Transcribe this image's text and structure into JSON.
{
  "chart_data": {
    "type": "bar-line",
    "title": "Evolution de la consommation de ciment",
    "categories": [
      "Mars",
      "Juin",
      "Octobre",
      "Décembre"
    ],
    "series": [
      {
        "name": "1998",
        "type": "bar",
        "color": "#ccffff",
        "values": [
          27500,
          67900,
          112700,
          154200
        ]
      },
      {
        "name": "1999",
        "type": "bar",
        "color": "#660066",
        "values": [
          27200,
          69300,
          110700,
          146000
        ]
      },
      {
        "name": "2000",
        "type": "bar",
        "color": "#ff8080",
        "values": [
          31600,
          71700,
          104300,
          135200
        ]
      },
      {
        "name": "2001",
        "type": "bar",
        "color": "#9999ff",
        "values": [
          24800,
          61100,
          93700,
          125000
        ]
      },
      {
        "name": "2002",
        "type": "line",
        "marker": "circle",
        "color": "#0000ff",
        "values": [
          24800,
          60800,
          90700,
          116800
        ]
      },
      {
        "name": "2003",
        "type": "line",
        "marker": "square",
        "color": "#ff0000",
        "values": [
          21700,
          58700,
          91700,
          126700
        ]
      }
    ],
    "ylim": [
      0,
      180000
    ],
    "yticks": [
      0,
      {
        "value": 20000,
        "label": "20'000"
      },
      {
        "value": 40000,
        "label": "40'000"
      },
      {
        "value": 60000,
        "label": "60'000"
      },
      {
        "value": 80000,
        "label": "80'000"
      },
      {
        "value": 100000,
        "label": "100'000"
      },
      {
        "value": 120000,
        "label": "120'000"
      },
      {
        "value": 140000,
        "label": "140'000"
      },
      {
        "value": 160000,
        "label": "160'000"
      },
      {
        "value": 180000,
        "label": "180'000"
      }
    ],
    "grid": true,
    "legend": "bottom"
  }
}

## [What you need to do]
The records above must be output exactly, in full.

## [Written answer]
Transcribe this image's text and structure into JSON.
{
  "chart_data": {
    "type": "bar-line",
    "title": "Evolution de la consommation de ciment",
    "categories": [
      "Mars",
      "Juin",
      "Octobre",
      "Décembre"
    ],
    "series": [
      {
        "name": "1998",
        "type": "bar",
        "color": "#ccffff",
        "values": [
          27500,
          67900,
          112700,
          154200
        ]
      },
      {
        "name": "1999",
        "type": "bar",
        "color": "#660066",
        "values": [
          27200,
          69300,
          110700,
          146000
        ]
      },
      {
        "name": "2000",
        "type": "bar",
        "color": "#ff8080",
        "values": [
          31600,
          71700,
          104300,
          135200
        ]
      },
      {
        "name": "2001",
        "type": "bar",
        "color": "#9999ff",
        "values": [
          24800,
          61100,
          93700,
          125000
        ]
      },
      {
        "name": "2002",
        "type": "line",
        "marker": "circle",
        "color": "#0000ff",
        "values": [
          24800,
          60800,
          90700,
          116800
        ]
      },
      {
        "name": "2003",
        "type": "line",
        "marker": "square",
        "color": "#ff0000",
        "values": [
          21700,
          58700,
          91700,
          126700
        ]
      }
    ],
    "ylim": [
      0,
      180000
    ],
    "yticks": [
      0,
      {
        "value": 20000,
        "label": "20'000"
      },
      {
        "value": 40000,
        "label": "40'000"
      },
      {
        "value": 60000,
        "label": "60'000"
      },
      {
        "value": 80000,
        "label": "80'000"
      },
      {
        "value": 100000,
        "label": "100'000"
      },
      {
        "value": 120000,
        "label": "120'000"
      },
      {
        "value": 140000,
        "label": "140'000"
      },
      {
        "value": 160000,
        "label": "160'000"
      },
      {
        "value": 180000,
        "label": "180'000"
      }
    ],
    "grid": true,
    "legend": "bottom"
  }
}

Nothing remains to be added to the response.